Set exercise: Give an exact transcription of every line, dropping the images.

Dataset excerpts
>> BEGIN
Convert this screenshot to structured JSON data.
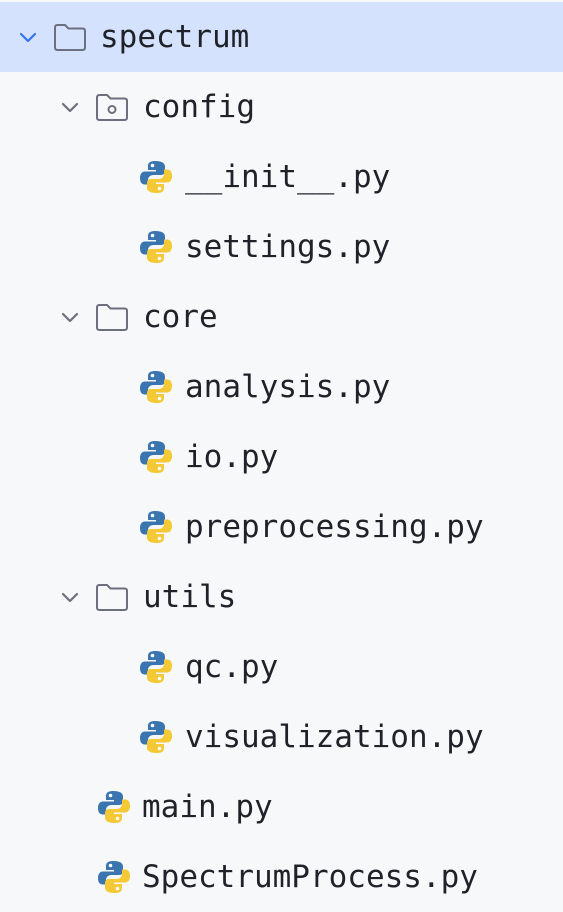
{
  "tree": {
    "root": {
      "label": "spectrum",
      "icon": "folder-icon",
      "expanded": true,
      "selected": true
    },
    "config": {
      "label": "config",
      "icon": "folder-config-icon",
      "expanded": true
    },
    "config_init": {
      "label": "__init__.py",
      "icon": "python-icon"
    },
    "config_settings": {
      "label": "settings.py",
      "icon": "python-icon"
    },
    "core": {
      "label": "core",
      "icon": "folder-icon",
      "expanded": true
    },
    "core_analysis": {
      "label": "analysis.py",
      "icon": "python-icon"
    },
    "core_io": {
      "label": "io.py",
      "icon": "python-icon"
    },
    "core_preprocessing": {
      "label": "preprocessing.py",
      "icon": "python-icon"
    },
    "utils": {
      "label": "utils",
      "icon": "folder-icon",
      "expanded": true
    },
    "utils_qc": {
      "label": "qc.py",
      "icon": "python-icon"
    },
    "utils_visualization": {
      "label": "visualization.py",
      "icon": "python-icon"
    },
    "main": {
      "label": "main.py",
      "icon": "python-icon"
    },
    "spectrum_process": {
      "label": "SpectrumProcess.py",
      "icon": "python-icon"
    }
  },
  "colors": {
    "selection": "#d4e2fd",
    "chevron_selected": "#3574f0",
    "chevron": "#6c707e",
    "folder_stroke": "#6c707e",
    "python_blue": "#3a75b0",
    "python_yellow": "#f5c935",
    "text": "#1f2329"
  }
}
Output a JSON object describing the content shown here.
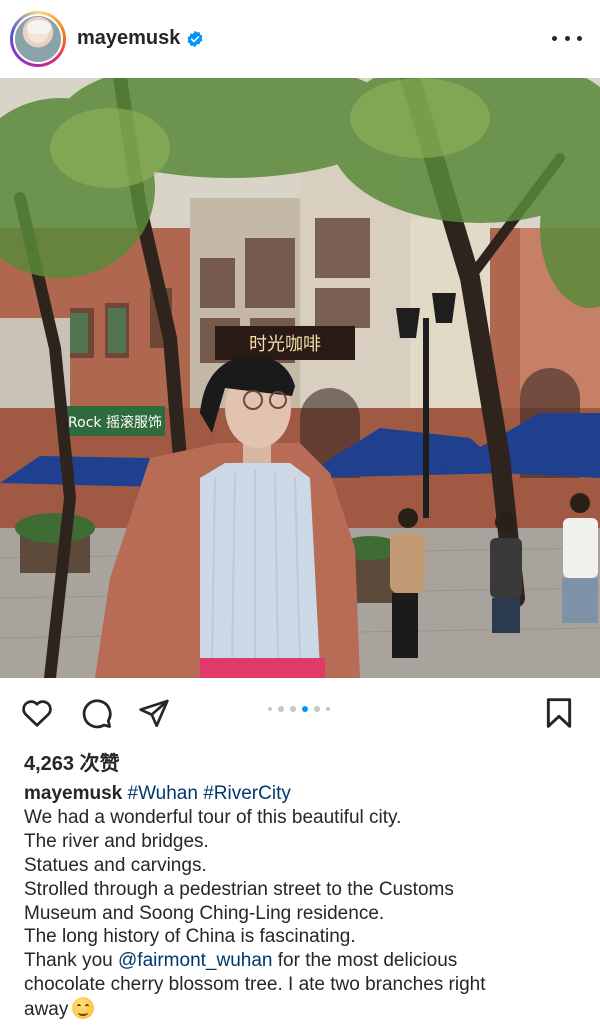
{
  "post": {
    "username": "mayemusk",
    "likes_text": "4,263 次赞",
    "carousel": {
      "count": 6,
      "active_index": 3
    }
  },
  "caption": {
    "username": "mayemusk",
    "hashtag_1": "#Wuhan",
    "hashtag_2": "#RiverCity",
    "line_1": "We had a wonderful tour of this beautiful city.",
    "line_2": "The river and bridges.",
    "line_3": "Statues and carvings.",
    "line_4": "Strolled through a pedestrian street to the Customs",
    "line_5": "Museum and Soong Ching-Ling residence.",
    "line_6": "The long history of China is fascinating.",
    "line_7_pre": "Thank you ",
    "mention": "@fairmont_wuhan",
    "line_7_post": " for the most delicious",
    "line_8": "chocolate cherry blossom tree. I ate two branches right",
    "line_9": "away"
  },
  "photo": {
    "sign_cafe": "时光咖啡",
    "sign_shop": "Rock 摇滚服饰"
  },
  "icons": {
    "verified": "verified-badge-icon",
    "more": "more-options-icon",
    "like": "heart-icon",
    "comment": "comment-icon",
    "share": "send-icon",
    "save": "bookmark-icon",
    "emoji": "smiling-face-emoji"
  },
  "colors": {
    "verified_blue": "#0095f6",
    "link": "#00376b",
    "text": "#262626",
    "coat": "#b86c56",
    "sweater": "#cdd8e6",
    "umbrella": "#1f3f8f"
  }
}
>> END
Final answer:
Convert this screenshot to structured JSON data.
{
  "tree": {
    "root": {
      "label": "spectrum",
      "icon": "folder-icon",
      "expanded": true,
      "selected": true
    },
    "config": {
      "label": "config",
      "icon": "folder-config-icon",
      "expanded": true
    },
    "config_init": {
      "label": "__init__.py",
      "icon": "python-icon"
    },
    "config_settings": {
      "label": "settings.py",
      "icon": "python-icon"
    },
    "core": {
      "label": "core",
      "icon": "folder-icon",
      "expanded": true
    },
    "core_analysis": {
      "label": "analysis.py",
      "icon": "python-icon"
    },
    "core_io": {
      "label": "io.py",
      "icon": "python-icon"
    },
    "core_preprocessing": {
      "label": "preprocessing.py",
      "icon": "python-icon"
    },
    "utils": {
      "label": "utils",
      "icon": "folder-icon",
      "expanded": true
    },
    "utils_qc": {
      "label": "qc.py",
      "icon": "python-icon"
    },
    "utils_visualization": {
      "label": "visualization.py",
      "icon": "python-icon"
    },
    "main": {
      "label": "main.py",
      "icon": "python-icon"
    },
    "spectrum_process": {
      "label": "SpectrumProcess.py",
      "icon": "python-icon"
    }
  },
  "colors": {
    "selection": "#d4e2fd",
    "chevron_selected": "#3574f0",
    "chevron": "#6c707e",
    "folder_stroke": "#6c707e",
    "python_blue": "#3a75b0",
    "python_yellow": "#f5c935",
    "text": "#1f2329"
  }
}
Output a JSON object describing the content shown here.
{
  "post": {
    "username": "mayemusk",
    "likes_text": "4,263 次赞",
    "carousel": {
      "count": 6,
      "active_index": 3
    }
  },
  "caption": {
    "username": "mayemusk",
    "hashtag_1": "#Wuhan",
    "hashtag_2": "#RiverCity",
    "line_1": "We had a wonderful tour of this beautiful city.",
    "line_2": "The river and bridges.",
    "line_3": "Statues and carvings.",
    "line_4": "Strolled through a pedestrian street to the Customs",
    "line_5": "Museum and Soong Ching-Ling residence.",
    "line_6": "The long history of China is fascinating.",
    "line_7_pre": "Thank you ",
    "mention": "@fairmont_wuhan",
    "line_7_post": " for the most delicious",
    "line_8": "chocolate cherry blossom tree. I ate two branches right",
    "line_9": "away"
  },
  "photo": {
    "sign_cafe": "时光咖啡",
    "sign_shop": "Rock 摇滚服饰"
  },
  "icons": {
    "verified": "verified-badge-icon",
    "more": "more-options-icon",
    "like": "heart-icon",
    "comment": "comment-icon",
    "share": "send-icon",
    "save": "bookmark-icon",
    "emoji": "smiling-face-emoji"
  },
  "colors": {
    "verified_blue": "#0095f6",
    "link": "#00376b",
    "text": "#262626",
    "coat": "#b86c56",
    "sweater": "#cdd8e6",
    "umbrella": "#1f3f8f"
  }
}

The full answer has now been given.